(Records about charts and figures)
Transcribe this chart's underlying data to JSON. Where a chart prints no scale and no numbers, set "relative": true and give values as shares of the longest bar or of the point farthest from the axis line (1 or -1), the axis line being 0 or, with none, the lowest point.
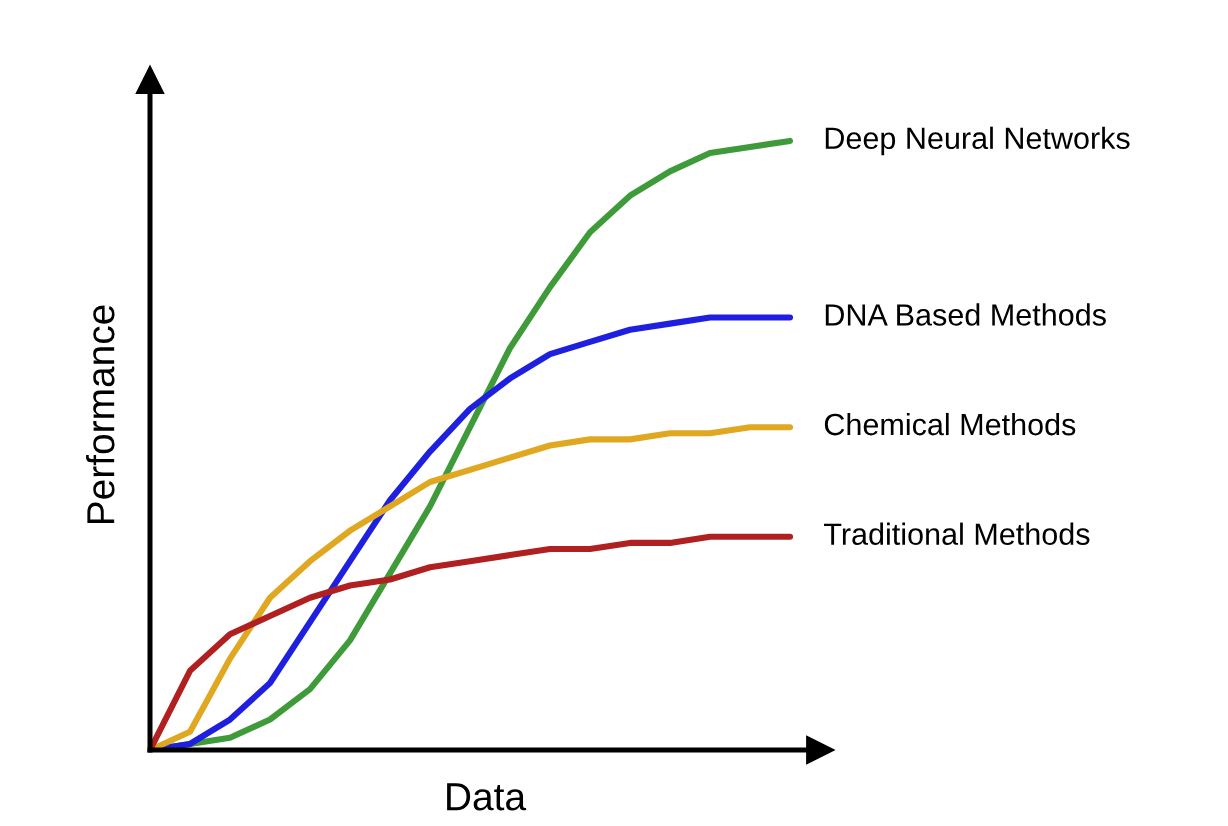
{
  "chart_data": {
    "type": "line",
    "relative": true,
    "xlabel": "Data",
    "ylabel": "Performance",
    "legend": false,
    "grid": false,
    "marker": "none",
    "line_style": "solid",
    "categories": [
      null,
      null,
      null,
      null,
      null,
      null,
      null,
      null,
      null,
      null,
      null,
      null,
      null,
      null,
      null,
      null,
      null
    ],
    "series": [
      {
        "name": "Deep Neural Networks",
        "color": "#3f9a3a",
        "values": [
          0,
          0.01,
          0.02,
          0.05,
          0.1,
          0.18,
          0.29,
          0.4,
          0.53,
          0.66,
          0.76,
          0.85,
          0.91,
          0.95,
          0.98,
          0.99,
          1
        ]
      },
      {
        "name": "DNA Based Methods",
        "color": "#1f1fe0",
        "values": [
          0,
          0.01,
          0.05,
          0.11,
          0.21,
          0.31,
          0.41,
          0.49,
          0.56,
          0.61,
          0.65,
          0.67,
          0.69,
          0.7,
          0.71,
          0.71,
          0.71
        ]
      },
      {
        "name": "Chemical Methods",
        "color": "#e0a820",
        "values": [
          0,
          0.03,
          0.15,
          0.25,
          0.31,
          0.36,
          0.4,
          0.44,
          0.46,
          0.48,
          0.5,
          0.51,
          0.51,
          0.52,
          0.52,
          0.53,
          0.53
        ]
      },
      {
        "name": "Traditional Methods",
        "color": "#b02020",
        "values": [
          0,
          0.13,
          0.19,
          0.22,
          0.25,
          0.27,
          0.28,
          0.3,
          0.31,
          0.32,
          0.33,
          0.33,
          0.34,
          0.34,
          0.35,
          0.35,
          0.35
        ]
      }
    ]
  }
}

• _Your objective_
Return each line from the material above exactly, but not the pictures.

• _Response_
Transcribe this chart's underlying data to JSON. Where a chart prints no scale and no numbers, set "relative": true and give values as shares of the longest bar or of the point farthest from the axis line (1 or -1), the axis line being 0 or, with none, the lowest point.
{
  "chart_data": {
    "type": "line",
    "relative": true,
    "xlabel": "Data",
    "ylabel": "Performance",
    "legend": false,
    "grid": false,
    "marker": "none",
    "line_style": "solid",
    "categories": [
      null,
      null,
      null,
      null,
      null,
      null,
      null,
      null,
      null,
      null,
      null,
      null,
      null,
      null,
      null,
      null,
      null
    ],
    "series": [
      {
        "name": "Deep Neural Networks",
        "color": "#3f9a3a",
        "values": [
          0,
          0.01,
          0.02,
          0.05,
          0.1,
          0.18,
          0.29,
          0.4,
          0.53,
          0.66,
          0.76,
          0.85,
          0.91,
          0.95,
          0.98,
          0.99,
          1
        ]
      },
      {
        "name": "DNA Based Methods",
        "color": "#1f1fe0",
        "values": [
          0,
          0.01,
          0.05,
          0.11,
          0.21,
          0.31,
          0.41,
          0.49,
          0.56,
          0.61,
          0.65,
          0.67,
          0.69,
          0.7,
          0.71,
          0.71,
          0.71
        ]
      },
      {
        "name": "Chemical Methods",
        "color": "#e0a820",
        "values": [
          0,
          0.03,
          0.15,
          0.25,
          0.31,
          0.36,
          0.4,
          0.44,
          0.46,
          0.48,
          0.5,
          0.51,
          0.51,
          0.52,
          0.52,
          0.53,
          0.53
        ]
      },
      {
        "name": "Traditional Methods",
        "color": "#b02020",
        "values": [
          0,
          0.13,
          0.19,
          0.22,
          0.25,
          0.27,
          0.28,
          0.3,
          0.31,
          0.32,
          0.33,
          0.33,
          0.34,
          0.34,
          0.35,
          0.35,
          0.35
        ]
      }
    ]
  }
}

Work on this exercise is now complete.